To be done - Return every entry exactly.

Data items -

###

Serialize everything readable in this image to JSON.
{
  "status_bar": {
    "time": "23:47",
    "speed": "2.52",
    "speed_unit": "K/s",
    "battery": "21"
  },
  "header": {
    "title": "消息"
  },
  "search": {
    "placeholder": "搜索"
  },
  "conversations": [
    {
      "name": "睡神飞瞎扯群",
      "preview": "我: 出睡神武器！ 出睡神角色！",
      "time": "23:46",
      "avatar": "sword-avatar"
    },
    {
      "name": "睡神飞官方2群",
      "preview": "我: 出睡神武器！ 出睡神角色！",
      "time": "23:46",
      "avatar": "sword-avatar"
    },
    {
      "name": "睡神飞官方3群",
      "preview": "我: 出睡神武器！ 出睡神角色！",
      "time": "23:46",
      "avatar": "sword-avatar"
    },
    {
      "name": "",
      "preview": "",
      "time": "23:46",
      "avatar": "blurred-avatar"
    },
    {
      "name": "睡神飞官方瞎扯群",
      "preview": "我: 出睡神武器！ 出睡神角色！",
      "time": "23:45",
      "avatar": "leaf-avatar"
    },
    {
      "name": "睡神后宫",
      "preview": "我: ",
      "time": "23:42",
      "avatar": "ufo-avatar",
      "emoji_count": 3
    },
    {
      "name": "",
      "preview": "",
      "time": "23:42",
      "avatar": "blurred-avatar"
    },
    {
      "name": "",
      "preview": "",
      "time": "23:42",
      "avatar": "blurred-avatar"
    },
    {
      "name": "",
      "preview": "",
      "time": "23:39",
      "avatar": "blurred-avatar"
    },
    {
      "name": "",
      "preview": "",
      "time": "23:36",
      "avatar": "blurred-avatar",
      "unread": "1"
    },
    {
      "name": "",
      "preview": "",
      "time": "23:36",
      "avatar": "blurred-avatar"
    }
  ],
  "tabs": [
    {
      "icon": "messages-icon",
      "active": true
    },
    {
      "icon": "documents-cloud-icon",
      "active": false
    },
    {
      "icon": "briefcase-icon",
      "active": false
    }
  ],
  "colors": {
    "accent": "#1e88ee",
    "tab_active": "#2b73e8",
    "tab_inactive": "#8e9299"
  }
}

###

Expected output -
Serialize everything readable in this image to JSON.
{
  "status_bar": {
    "time": "23:47",
    "speed": "2.52",
    "speed_unit": "K/s",
    "battery": "21"
  },
  "header": {
    "title": "消息"
  },
  "search": {
    "placeholder": "搜索"
  },
  "conversations": [
    {
      "name": "睡神飞瞎扯群",
      "preview": "我: 出睡神武器！ 出睡神角色！",
      "time": "23:46",
      "avatar": "sword-avatar"
    },
    {
      "name": "睡神飞官方2群",
      "preview": "我: 出睡神武器！ 出睡神角色！",
      "time": "23:46",
      "avatar": "sword-avatar"
    },
    {
      "name": "睡神飞官方3群",
      "preview": "我: 出睡神武器！ 出睡神角色！",
      "time": "23:46",
      "avatar": "sword-avatar"
    },
    {
      "name": "",
      "preview": "",
      "time": "23:46",
      "avatar": "blurred-avatar"
    },
    {
      "name": "睡神飞官方瞎扯群",
      "preview": "我: 出睡神武器！ 出睡神角色！",
      "time": "23:45",
      "avatar": "leaf-avatar"
    },
    {
      "name": "睡神后宫",
      "preview": "我: ",
      "time": "23:42",
      "avatar": "ufo-avatar",
      "emoji_count": 3
    },
    {
      "name": "",
      "preview": "",
      "time": "23:42",
      "avatar": "blurred-avatar"
    },
    {
      "name": "",
      "preview": "",
      "time": "23:42",
      "avatar": "blurred-avatar"
    },
    {
      "name": "",
      "preview": "",
      "time": "23:39",
      "avatar": "blurred-avatar"
    },
    {
      "name": "",
      "preview": "",
      "time": "23:36",
      "avatar": "blurred-avatar",
      "unread": "1"
    },
    {
      "name": "",
      "preview": "",
      "time": "23:36",
      "avatar": "blurred-avatar"
    }
  ],
  "tabs": [
    {
      "icon": "messages-icon",
      "active": true
    },
    {
      "icon": "documents-cloud-icon",
      "active": false
    },
    {
      "icon": "briefcase-icon",
      "active": false
    }
  ],
  "colors": {
    "accent": "#1e88ee",
    "tab_active": "#2b73e8",
    "tab_inactive": "#8e9299"
  }
}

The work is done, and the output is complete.